(Dataset records)
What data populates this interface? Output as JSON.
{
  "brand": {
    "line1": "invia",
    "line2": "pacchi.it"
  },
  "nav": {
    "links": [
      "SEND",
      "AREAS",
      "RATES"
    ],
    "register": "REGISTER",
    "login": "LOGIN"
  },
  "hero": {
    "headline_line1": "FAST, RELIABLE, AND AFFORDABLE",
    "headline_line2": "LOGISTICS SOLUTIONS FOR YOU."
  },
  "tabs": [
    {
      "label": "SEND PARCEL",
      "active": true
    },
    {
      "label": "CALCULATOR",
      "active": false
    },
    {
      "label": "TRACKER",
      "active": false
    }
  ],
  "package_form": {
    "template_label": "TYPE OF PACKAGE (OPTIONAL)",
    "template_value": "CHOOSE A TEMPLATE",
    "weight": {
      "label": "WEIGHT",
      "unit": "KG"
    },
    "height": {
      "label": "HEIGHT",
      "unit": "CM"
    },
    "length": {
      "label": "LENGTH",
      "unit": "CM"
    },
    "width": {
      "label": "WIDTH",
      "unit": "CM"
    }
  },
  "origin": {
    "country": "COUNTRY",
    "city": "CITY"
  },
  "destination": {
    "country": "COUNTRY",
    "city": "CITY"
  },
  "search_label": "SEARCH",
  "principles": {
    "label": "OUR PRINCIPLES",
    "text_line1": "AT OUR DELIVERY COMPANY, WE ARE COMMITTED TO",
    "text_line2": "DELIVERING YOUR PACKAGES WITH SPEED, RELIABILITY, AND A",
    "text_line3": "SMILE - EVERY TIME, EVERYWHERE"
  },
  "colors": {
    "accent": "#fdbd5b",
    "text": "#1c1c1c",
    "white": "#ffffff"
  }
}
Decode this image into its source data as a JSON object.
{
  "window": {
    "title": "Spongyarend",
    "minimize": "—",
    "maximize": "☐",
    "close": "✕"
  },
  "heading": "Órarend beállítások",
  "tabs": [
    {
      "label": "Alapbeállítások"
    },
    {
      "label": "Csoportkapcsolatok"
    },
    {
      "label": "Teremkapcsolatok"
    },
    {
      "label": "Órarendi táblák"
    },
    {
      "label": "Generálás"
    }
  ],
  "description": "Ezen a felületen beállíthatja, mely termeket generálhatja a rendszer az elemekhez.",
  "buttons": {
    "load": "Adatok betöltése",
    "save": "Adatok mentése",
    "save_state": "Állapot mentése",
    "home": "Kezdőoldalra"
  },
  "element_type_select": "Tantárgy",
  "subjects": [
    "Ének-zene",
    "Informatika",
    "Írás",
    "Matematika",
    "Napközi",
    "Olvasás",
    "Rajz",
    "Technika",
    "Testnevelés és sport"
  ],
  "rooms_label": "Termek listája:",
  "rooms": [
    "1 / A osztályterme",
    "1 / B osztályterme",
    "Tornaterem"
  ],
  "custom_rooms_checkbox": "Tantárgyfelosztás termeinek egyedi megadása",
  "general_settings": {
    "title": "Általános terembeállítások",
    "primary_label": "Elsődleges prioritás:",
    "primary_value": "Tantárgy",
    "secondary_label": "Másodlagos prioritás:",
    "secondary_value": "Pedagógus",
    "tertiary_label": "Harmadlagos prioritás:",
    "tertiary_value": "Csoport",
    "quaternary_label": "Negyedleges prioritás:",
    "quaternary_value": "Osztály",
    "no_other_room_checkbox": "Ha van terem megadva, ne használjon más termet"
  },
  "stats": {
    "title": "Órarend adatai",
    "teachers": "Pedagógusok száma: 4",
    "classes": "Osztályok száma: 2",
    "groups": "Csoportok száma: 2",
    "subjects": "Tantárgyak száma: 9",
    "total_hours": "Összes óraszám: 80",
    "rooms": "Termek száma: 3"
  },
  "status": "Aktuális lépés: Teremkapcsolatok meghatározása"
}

__WORK TO BE COMPLETED__. Looking at the records above, say how many lines hold the string "this". Write nothing but the number.

__WRITTEN RESPONSE__. 2